_Exercise directions_
Retype the records that come next, word for word.
•••
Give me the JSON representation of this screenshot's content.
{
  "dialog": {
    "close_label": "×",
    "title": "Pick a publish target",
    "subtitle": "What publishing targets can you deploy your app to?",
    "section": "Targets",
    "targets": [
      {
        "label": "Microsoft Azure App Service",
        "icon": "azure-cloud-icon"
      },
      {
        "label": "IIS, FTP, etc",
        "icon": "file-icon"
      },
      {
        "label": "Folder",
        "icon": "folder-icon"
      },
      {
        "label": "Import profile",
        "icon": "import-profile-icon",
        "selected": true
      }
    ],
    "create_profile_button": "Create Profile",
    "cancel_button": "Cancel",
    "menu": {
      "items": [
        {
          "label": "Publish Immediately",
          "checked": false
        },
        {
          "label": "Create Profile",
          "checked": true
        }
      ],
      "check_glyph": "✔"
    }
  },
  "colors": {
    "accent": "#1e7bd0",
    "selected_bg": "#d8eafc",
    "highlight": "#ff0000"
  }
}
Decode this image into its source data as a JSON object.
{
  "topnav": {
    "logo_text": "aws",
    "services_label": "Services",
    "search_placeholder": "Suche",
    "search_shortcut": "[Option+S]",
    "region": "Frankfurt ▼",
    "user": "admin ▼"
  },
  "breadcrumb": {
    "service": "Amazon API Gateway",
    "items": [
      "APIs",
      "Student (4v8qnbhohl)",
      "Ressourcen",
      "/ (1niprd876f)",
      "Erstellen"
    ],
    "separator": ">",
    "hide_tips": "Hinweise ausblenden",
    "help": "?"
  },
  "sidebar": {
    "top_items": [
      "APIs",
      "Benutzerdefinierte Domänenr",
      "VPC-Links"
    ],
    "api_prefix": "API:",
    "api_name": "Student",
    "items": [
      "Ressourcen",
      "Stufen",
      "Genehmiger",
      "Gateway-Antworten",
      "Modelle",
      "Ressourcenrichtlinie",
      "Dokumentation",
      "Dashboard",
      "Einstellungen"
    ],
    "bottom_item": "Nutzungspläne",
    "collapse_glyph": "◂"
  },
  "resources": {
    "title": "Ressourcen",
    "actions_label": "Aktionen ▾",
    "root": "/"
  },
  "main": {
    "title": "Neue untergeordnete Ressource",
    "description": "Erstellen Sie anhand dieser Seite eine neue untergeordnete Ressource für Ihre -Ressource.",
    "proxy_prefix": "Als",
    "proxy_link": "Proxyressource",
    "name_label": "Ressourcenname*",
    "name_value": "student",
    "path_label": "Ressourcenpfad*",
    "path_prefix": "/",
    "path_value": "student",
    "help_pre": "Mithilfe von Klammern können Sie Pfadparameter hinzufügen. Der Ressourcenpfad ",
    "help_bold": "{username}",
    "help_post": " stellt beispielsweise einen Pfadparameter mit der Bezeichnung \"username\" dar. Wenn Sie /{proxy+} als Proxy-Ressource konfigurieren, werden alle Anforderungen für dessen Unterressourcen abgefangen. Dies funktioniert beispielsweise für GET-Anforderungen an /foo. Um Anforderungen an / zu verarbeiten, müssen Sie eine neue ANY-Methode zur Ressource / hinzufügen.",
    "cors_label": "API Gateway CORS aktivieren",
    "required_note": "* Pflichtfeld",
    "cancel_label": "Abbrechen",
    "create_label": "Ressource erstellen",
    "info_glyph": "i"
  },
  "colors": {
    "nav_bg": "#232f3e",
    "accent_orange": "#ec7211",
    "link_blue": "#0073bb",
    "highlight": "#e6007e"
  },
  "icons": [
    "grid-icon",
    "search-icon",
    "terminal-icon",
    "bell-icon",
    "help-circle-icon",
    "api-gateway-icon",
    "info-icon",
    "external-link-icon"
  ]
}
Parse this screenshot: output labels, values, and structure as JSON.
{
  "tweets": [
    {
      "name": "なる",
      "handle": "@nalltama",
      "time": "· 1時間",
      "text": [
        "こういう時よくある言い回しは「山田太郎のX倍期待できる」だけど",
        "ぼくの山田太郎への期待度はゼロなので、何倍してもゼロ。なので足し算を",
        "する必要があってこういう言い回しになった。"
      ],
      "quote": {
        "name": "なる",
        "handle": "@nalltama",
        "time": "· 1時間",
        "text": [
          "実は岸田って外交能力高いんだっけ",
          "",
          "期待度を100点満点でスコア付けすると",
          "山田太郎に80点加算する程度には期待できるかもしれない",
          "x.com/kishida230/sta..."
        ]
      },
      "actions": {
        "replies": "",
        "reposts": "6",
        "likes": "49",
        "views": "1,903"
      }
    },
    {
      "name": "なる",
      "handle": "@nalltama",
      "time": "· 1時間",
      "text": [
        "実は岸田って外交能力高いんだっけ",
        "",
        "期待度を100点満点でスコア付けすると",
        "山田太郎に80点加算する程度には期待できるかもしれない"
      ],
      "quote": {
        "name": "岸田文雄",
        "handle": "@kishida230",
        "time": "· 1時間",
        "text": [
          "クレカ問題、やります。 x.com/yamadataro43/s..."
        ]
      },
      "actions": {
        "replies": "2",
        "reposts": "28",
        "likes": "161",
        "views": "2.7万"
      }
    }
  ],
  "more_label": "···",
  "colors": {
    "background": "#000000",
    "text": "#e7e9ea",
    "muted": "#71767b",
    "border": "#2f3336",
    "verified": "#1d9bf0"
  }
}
•••
_Solution below_
Give me the JSON representation of this screenshot's content.
{
  "dialog": {
    "close_label": "×",
    "title": "Pick a publish target",
    "subtitle": "What publishing targets can you deploy your app to?",
    "section": "Targets",
    "targets": [
      {
        "label": "Microsoft Azure App Service",
        "icon": "azure-cloud-icon"
      },
      {
        "label": "IIS, FTP, etc",
        "icon": "file-icon"
      },
      {
        "label": "Folder",
        "icon": "folder-icon"
      },
      {
        "label": "Import profile",
        "icon": "import-profile-icon",
        "selected": true
      }
    ],
    "create_profile_button": "Create Profile",
    "cancel_button": "Cancel",
    "menu": {
      "items": [
        {
          "label": "Publish Immediately",
          "checked": false
        },
        {
          "label": "Create Profile",
          "checked": true
        }
      ],
      "check_glyph": "✔"
    }
  },
  "colors": {
    "accent": "#1e7bd0",
    "selected_bg": "#d8eafc",
    "highlight": "#ff0000"
  }
}
Decode this image into its source data as a JSON object.
{
  "topnav": {
    "logo_text": "aws",
    "services_label": "Services",
    "search_placeholder": "Suche",
    "search_shortcut": "[Option+S]",
    "region": "Frankfurt ▼",
    "user": "admin ▼"
  },
  "breadcrumb": {
    "service": "Amazon API Gateway",
    "items": [
      "APIs",
      "Student (4v8qnbhohl)",
      "Ressourcen",
      "/ (1niprd876f)",
      "Erstellen"
    ],
    "separator": ">",
    "hide_tips": "Hinweise ausblenden",
    "help": "?"
  },
  "sidebar": {
    "top_items": [
      "APIs",
      "Benutzerdefinierte Domänenr",
      "VPC-Links"
    ],
    "api_prefix": "API:",
    "api_name": "Student",
    "items": [
      "Ressourcen",
      "Stufen",
      "Genehmiger",
      "Gateway-Antworten",
      "Modelle",
      "Ressourcenrichtlinie",
      "Dokumentation",
      "Dashboard",
      "Einstellungen"
    ],
    "bottom_item": "Nutzungspläne",
    "collapse_glyph": "◂"
  },
  "resources": {
    "title": "Ressourcen",
    "actions_label": "Aktionen ▾",
    "root": "/"
  },
  "main": {
    "title": "Neue untergeordnete Ressource",
    "description": "Erstellen Sie anhand dieser Seite eine neue untergeordnete Ressource für Ihre -Ressource.",
    "proxy_prefix": "Als",
    "proxy_link": "Proxyressource",
    "name_label": "Ressourcenname*",
    "name_value": "student",
    "path_label": "Ressourcenpfad*",
    "path_prefix": "/",
    "path_value": "student",
    "help_pre": "Mithilfe von Klammern können Sie Pfadparameter hinzufügen. Der Ressourcenpfad ",
    "help_bold": "{username}",
    "help_post": " stellt beispielsweise einen Pfadparameter mit der Bezeichnung \"username\" dar. Wenn Sie /{proxy+} als Proxy-Ressource konfigurieren, werden alle Anforderungen für dessen Unterressourcen abgefangen. Dies funktioniert beispielsweise für GET-Anforderungen an /foo. Um Anforderungen an / zu verarbeiten, müssen Sie eine neue ANY-Methode zur Ressource / hinzufügen.",
    "cors_label": "API Gateway CORS aktivieren",
    "required_note": "* Pflichtfeld",
    "cancel_label": "Abbrechen",
    "create_label": "Ressource erstellen",
    "info_glyph": "i"
  },
  "colors": {
    "nav_bg": "#232f3e",
    "accent_orange": "#ec7211",
    "link_blue": "#0073bb",
    "highlight": "#e6007e"
  },
  "icons": [
    "grid-icon",
    "search-icon",
    "terminal-icon",
    "bell-icon",
    "help-circle-icon",
    "api-gateway-icon",
    "info-icon",
    "external-link-icon"
  ]
}
Parse this screenshot: output labels, values, and structure as JSON.
{
  "tweets": [
    {
      "name": "なる",
      "handle": "@nalltama",
      "time": "· 1時間",
      "text": [
        "こういう時よくある言い回しは「山田太郎のX倍期待できる」だけど",
        "ぼくの山田太郎への期待度はゼロなので、何倍してもゼロ。なので足し算を",
        "する必要があってこういう言い回しになった。"
      ],
      "quote": {
        "name": "なる",
        "handle": "@nalltama",
        "time": "· 1時間",
        "text": [
          "実は岸田って外交能力高いんだっけ",
          "",
          "期待度を100点満点でスコア付けすると",
          "山田太郎に80点加算する程度には期待できるかもしれない",
          "x.com/kishida230/sta..."
        ]
      },
      "actions": {
        "replies": "",
        "reposts": "6",
        "likes": "49",
        "views": "1,903"
      }
    },
    {
      "name": "なる",
      "handle": "@nalltama",
      "time": "· 1時間",
      "text": [
        "実は岸田って外交能力高いんだっけ",
        "",
        "期待度を100点満点でスコア付けすると",
        "山田太郎に80点加算する程度には期待できるかもしれない"
      ],
      "quote": {
        "name": "岸田文雄",
        "handle": "@kishida230",
        "time": "· 1時間",
        "text": [
          "クレカ問題、やります。 x.com/yamadataro43/s..."
        ]
      },
      "actions": {
        "replies": "2",
        "reposts": "28",
        "likes": "161",
        "views": "2.7万"
      }
    }
  ],
  "more_label": "···",
  "colors": {
    "background": "#000000",
    "text": "#e7e9ea",
    "muted": "#71767b",
    "border": "#2f3336",
    "verified": "#1d9bf0"
  }
}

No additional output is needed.